== Exercise description ==
Make an exact copy of the listing below.

== Input for this task ==
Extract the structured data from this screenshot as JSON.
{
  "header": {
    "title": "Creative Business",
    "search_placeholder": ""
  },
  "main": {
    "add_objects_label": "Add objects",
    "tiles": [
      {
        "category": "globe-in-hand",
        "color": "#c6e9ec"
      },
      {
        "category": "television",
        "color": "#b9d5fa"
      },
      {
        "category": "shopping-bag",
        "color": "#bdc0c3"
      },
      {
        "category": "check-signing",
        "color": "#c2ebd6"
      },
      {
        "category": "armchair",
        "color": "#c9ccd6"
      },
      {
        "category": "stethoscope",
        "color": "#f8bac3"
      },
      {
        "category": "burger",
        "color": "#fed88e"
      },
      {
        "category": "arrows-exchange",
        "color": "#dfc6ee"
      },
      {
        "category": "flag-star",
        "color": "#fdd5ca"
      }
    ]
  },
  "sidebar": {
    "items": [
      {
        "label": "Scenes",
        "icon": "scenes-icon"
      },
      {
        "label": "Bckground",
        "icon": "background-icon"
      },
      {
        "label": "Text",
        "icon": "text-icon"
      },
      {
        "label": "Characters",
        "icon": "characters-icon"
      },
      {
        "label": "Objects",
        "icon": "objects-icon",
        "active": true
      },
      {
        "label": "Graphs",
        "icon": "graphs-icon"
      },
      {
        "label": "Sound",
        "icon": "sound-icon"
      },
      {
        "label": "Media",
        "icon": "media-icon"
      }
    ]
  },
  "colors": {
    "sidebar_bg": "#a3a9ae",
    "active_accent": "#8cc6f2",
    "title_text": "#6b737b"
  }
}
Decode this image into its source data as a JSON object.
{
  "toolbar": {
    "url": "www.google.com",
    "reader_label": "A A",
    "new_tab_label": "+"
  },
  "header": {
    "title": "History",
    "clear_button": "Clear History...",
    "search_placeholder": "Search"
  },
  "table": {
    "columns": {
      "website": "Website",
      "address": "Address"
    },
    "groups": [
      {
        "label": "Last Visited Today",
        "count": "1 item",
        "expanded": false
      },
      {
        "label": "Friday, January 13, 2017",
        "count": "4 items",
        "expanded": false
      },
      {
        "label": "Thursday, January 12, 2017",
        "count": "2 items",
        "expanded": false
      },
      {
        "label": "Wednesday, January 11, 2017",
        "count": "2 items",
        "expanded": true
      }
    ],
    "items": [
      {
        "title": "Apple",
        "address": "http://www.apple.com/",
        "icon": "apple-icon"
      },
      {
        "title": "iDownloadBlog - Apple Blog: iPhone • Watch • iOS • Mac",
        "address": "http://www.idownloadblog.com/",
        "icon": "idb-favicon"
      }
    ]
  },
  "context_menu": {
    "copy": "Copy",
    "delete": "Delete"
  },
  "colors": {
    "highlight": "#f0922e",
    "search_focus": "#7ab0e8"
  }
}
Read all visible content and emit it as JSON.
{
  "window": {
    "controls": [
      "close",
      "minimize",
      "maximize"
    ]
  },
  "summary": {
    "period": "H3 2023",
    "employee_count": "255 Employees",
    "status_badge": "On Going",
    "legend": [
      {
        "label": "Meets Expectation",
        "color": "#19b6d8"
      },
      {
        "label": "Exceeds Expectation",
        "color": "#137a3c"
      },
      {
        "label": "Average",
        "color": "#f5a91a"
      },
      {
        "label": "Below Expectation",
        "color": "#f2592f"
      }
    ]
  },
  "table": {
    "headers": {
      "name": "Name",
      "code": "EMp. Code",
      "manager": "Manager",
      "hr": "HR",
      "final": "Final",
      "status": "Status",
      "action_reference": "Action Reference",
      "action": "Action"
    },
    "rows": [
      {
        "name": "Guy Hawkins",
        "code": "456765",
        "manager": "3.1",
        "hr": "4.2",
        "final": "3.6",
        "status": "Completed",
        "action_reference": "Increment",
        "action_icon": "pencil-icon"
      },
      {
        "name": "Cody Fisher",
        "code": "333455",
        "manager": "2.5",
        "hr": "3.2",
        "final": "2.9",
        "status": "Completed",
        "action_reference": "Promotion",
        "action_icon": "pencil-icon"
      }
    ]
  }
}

== Result of the task ==
Extract the structured data from this screenshot as JSON.
{
  "header": {
    "title": "Creative Business",
    "search_placeholder": ""
  },
  "main": {
    "add_objects_label": "Add objects",
    "tiles": [
      {
        "category": "globe-in-hand",
        "color": "#c6e9ec"
      },
      {
        "category": "television",
        "color": "#b9d5fa"
      },
      {
        "category": "shopping-bag",
        "color": "#bdc0c3"
      },
      {
        "category": "check-signing",
        "color": "#c2ebd6"
      },
      {
        "category": "armchair",
        "color": "#c9ccd6"
      },
      {
        "category": "stethoscope",
        "color": "#f8bac3"
      },
      {
        "category": "burger",
        "color": "#fed88e"
      },
      {
        "category": "arrows-exchange",
        "color": "#dfc6ee"
      },
      {
        "category": "flag-star",
        "color": "#fdd5ca"
      }
    ]
  },
  "sidebar": {
    "items": [
      {
        "label": "Scenes",
        "icon": "scenes-icon"
      },
      {
        "label": "Bckground",
        "icon": "background-icon"
      },
      {
        "label": "Text",
        "icon": "text-icon"
      },
      {
        "label": "Characters",
        "icon": "characters-icon"
      },
      {
        "label": "Objects",
        "icon": "objects-icon",
        "active": true
      },
      {
        "label": "Graphs",
        "icon": "graphs-icon"
      },
      {
        "label": "Sound",
        "icon": "sound-icon"
      },
      {
        "label": "Media",
        "icon": "media-icon"
      }
    ]
  },
  "colors": {
    "sidebar_bg": "#a3a9ae",
    "active_accent": "#8cc6f2",
    "title_text": "#6b737b"
  }
}
Decode this image into its source data as a JSON object.
{
  "toolbar": {
    "url": "www.google.com",
    "reader_label": "A A",
    "new_tab_label": "+"
  },
  "header": {
    "title": "History",
    "clear_button": "Clear History...",
    "search_placeholder": "Search"
  },
  "table": {
    "columns": {
      "website": "Website",
      "address": "Address"
    },
    "groups": [
      {
        "label": "Last Visited Today",
        "count": "1 item",
        "expanded": false
      },
      {
        "label": "Friday, January 13, 2017",
        "count": "4 items",
        "expanded": false
      },
      {
        "label": "Thursday, January 12, 2017",
        "count": "2 items",
        "expanded": false
      },
      {
        "label": "Wednesday, January 11, 2017",
        "count": "2 items",
        "expanded": true
      }
    ],
    "items": [
      {
        "title": "Apple",
        "address": "http://www.apple.com/",
        "icon": "apple-icon"
      },
      {
        "title": "iDownloadBlog - Apple Blog: iPhone • Watch • iOS • Mac",
        "address": "http://www.idownloadblog.com/",
        "icon": "idb-favicon"
      }
    ]
  },
  "context_menu": {
    "copy": "Copy",
    "delete": "Delete"
  },
  "colors": {
    "highlight": "#f0922e",
    "search_focus": "#7ab0e8"
  }
}
Read all visible content and emit it as JSON.
{
  "window": {
    "controls": [
      "close",
      "minimize",
      "maximize"
    ]
  },
  "summary": {
    "period": "H3 2023",
    "employee_count": "255 Employees",
    "status_badge": "On Going",
    "legend": [
      {
        "label": "Meets Expectation",
        "color": "#19b6d8"
      },
      {
        "label": "Exceeds Expectation",
        "color": "#137a3c"
      },
      {
        "label": "Average",
        "color": "#f5a91a"
      },
      {
        "label": "Below Expectation",
        "color": "#f2592f"
      }
    ]
  },
  "table": {
    "headers": {
      "name": "Name",
      "code": "EMp. Code",
      "manager": "Manager",
      "hr": "HR",
      "final": "Final",
      "status": "Status",
      "action_reference": "Action Reference",
      "action": "Action"
    },
    "rows": [
      {
        "name": "Guy Hawkins",
        "code": "456765",
        "manager": "3.1",
        "hr": "4.2",
        "final": "3.6",
        "status": "Completed",
        "action_reference": "Increment",
        "action_icon": "pencil-icon"
      },
      {
        "name": "Cody Fisher",
        "code": "333455",
        "manager": "2.5",
        "hr": "3.2",
        "final": "2.9",
        "status": "Completed",
        "action_reference": "Promotion",
        "action_icon": "pencil-icon"
      }
    ]
  }
}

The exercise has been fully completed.